:: Material shown ::
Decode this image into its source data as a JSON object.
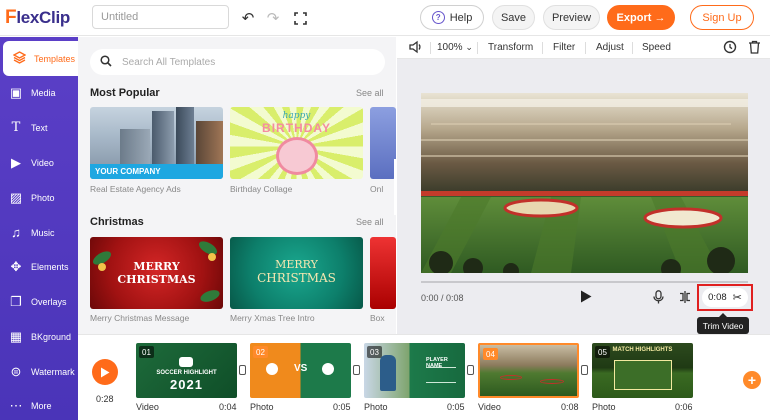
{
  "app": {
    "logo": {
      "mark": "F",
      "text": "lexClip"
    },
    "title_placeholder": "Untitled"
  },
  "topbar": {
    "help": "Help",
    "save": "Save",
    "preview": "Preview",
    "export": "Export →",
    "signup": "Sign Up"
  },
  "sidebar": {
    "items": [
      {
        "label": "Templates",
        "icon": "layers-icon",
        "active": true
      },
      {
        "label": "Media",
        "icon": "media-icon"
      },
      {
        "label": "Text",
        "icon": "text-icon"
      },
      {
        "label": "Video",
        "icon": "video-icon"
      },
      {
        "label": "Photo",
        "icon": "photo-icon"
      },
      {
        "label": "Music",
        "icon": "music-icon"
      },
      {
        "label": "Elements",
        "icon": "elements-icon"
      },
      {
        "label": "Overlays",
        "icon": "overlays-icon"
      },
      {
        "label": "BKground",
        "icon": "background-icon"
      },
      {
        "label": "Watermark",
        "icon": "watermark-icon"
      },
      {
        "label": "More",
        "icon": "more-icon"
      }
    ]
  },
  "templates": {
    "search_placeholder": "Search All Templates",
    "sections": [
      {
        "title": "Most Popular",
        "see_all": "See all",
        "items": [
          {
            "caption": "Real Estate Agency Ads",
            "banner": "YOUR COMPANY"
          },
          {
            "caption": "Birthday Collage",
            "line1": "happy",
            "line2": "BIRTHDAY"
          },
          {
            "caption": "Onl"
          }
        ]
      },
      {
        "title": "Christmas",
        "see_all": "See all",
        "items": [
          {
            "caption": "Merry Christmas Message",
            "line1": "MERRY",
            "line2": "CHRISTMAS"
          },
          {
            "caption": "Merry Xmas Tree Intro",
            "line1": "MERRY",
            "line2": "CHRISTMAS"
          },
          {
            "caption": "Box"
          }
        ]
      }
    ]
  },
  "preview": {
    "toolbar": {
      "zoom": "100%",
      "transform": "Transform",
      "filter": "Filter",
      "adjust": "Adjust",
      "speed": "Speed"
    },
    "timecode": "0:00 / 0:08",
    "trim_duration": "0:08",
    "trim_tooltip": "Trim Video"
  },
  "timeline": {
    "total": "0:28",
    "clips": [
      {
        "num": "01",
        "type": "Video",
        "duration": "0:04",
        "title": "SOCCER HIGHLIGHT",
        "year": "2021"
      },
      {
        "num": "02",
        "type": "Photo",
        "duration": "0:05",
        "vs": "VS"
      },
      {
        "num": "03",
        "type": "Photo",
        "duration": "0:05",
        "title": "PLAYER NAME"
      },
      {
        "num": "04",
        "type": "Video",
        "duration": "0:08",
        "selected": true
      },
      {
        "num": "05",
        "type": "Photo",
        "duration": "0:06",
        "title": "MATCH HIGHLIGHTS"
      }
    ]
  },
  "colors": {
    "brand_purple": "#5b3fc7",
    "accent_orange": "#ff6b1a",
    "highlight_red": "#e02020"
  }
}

:: Written task ::
Read the entries and select each line where the word "icon" is found.

:: Response to this task ::
        "icon": "layers-icon",
        "icon": "media-icon"
        "icon": "text-icon"
        "icon": "video-icon"
        "icon": "photo-icon"
        "icon": "music-icon"
        "icon": "elements-icon"
        "icon": "overlays-icon"
        "icon": "background-icon"
        "icon": "watermark-icon"
        "icon": "more-icon"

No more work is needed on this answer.